Task to carry out →
Copy all the material that follows, keeping every character the same.

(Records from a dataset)
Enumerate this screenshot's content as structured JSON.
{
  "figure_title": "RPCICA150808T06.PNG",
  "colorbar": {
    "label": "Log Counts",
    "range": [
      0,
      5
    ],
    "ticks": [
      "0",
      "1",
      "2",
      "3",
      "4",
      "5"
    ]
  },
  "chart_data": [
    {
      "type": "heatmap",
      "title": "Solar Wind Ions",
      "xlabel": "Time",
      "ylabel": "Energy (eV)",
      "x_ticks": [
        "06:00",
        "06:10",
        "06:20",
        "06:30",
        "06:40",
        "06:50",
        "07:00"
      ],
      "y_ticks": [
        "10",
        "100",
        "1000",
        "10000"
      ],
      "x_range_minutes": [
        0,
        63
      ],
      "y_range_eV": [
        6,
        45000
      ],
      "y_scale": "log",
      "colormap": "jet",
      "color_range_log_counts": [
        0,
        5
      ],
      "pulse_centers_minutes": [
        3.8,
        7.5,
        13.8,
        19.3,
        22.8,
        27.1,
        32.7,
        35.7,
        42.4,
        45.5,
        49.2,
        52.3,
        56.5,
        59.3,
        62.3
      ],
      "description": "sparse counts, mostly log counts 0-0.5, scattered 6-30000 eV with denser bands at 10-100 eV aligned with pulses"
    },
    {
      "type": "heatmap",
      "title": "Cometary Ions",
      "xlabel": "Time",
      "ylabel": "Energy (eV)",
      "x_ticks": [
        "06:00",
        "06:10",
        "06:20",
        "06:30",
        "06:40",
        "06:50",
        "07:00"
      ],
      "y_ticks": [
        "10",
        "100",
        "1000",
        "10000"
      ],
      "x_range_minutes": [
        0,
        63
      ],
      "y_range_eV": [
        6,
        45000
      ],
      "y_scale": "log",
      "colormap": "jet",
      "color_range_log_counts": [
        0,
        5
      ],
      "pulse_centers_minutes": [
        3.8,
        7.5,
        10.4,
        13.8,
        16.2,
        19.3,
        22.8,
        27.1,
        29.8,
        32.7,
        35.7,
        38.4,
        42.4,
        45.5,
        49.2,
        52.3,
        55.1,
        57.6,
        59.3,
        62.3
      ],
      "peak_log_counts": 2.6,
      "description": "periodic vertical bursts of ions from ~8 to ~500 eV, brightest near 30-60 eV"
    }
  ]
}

Correct output →
Enumerate this screenshot's content as structured JSON.
{
  "figure_title": "RPCICA150808T06.PNG",
  "colorbar": {
    "label": "Log Counts",
    "range": [
      0,
      5
    ],
    "ticks": [
      "0",
      "1",
      "2",
      "3",
      "4",
      "5"
    ]
  },
  "chart_data": [
    {
      "type": "heatmap",
      "title": "Solar Wind Ions",
      "xlabel": "Time",
      "ylabel": "Energy (eV)",
      "x_ticks": [
        "06:00",
        "06:10",
        "06:20",
        "06:30",
        "06:40",
        "06:50",
        "07:00"
      ],
      "y_ticks": [
        "10",
        "100",
        "1000",
        "10000"
      ],
      "x_range_minutes": [
        0,
        63
      ],
      "y_range_eV": [
        6,
        45000
      ],
      "y_scale": "log",
      "colormap": "jet",
      "color_range_log_counts": [
        0,
        5
      ],
      "pulse_centers_minutes": [
        3.8,
        7.5,
        13.8,
        19.3,
        22.8,
        27.1,
        32.7,
        35.7,
        42.4,
        45.5,
        49.2,
        52.3,
        56.5,
        59.3,
        62.3
      ],
      "description": "sparse counts, mostly log counts 0-0.5, scattered 6-30000 eV with denser bands at 10-100 eV aligned with pulses"
    },
    {
      "type": "heatmap",
      "title": "Cometary Ions",
      "xlabel": "Time",
      "ylabel": "Energy (eV)",
      "x_ticks": [
        "06:00",
        "06:10",
        "06:20",
        "06:30",
        "06:40",
        "06:50",
        "07:00"
      ],
      "y_ticks": [
        "10",
        "100",
        "1000",
        "10000"
      ],
      "x_range_minutes": [
        0,
        63
      ],
      "y_range_eV": [
        6,
        45000
      ],
      "y_scale": "log",
      "colormap": "jet",
      "color_range_log_counts": [
        0,
        5
      ],
      "pulse_centers_minutes": [
        3.8,
        7.5,
        10.4,
        13.8,
        16.2,
        19.3,
        22.8,
        27.1,
        29.8,
        32.7,
        35.7,
        38.4,
        42.4,
        45.5,
        49.2,
        52.3,
        55.1,
        57.6,
        59.3,
        62.3
      ],
      "peak_log_counts": 2.6,
      "description": "periodic vertical bursts of ions from ~8 to ~500 eV, brightest near 30-60 eV"
    }
  ]
}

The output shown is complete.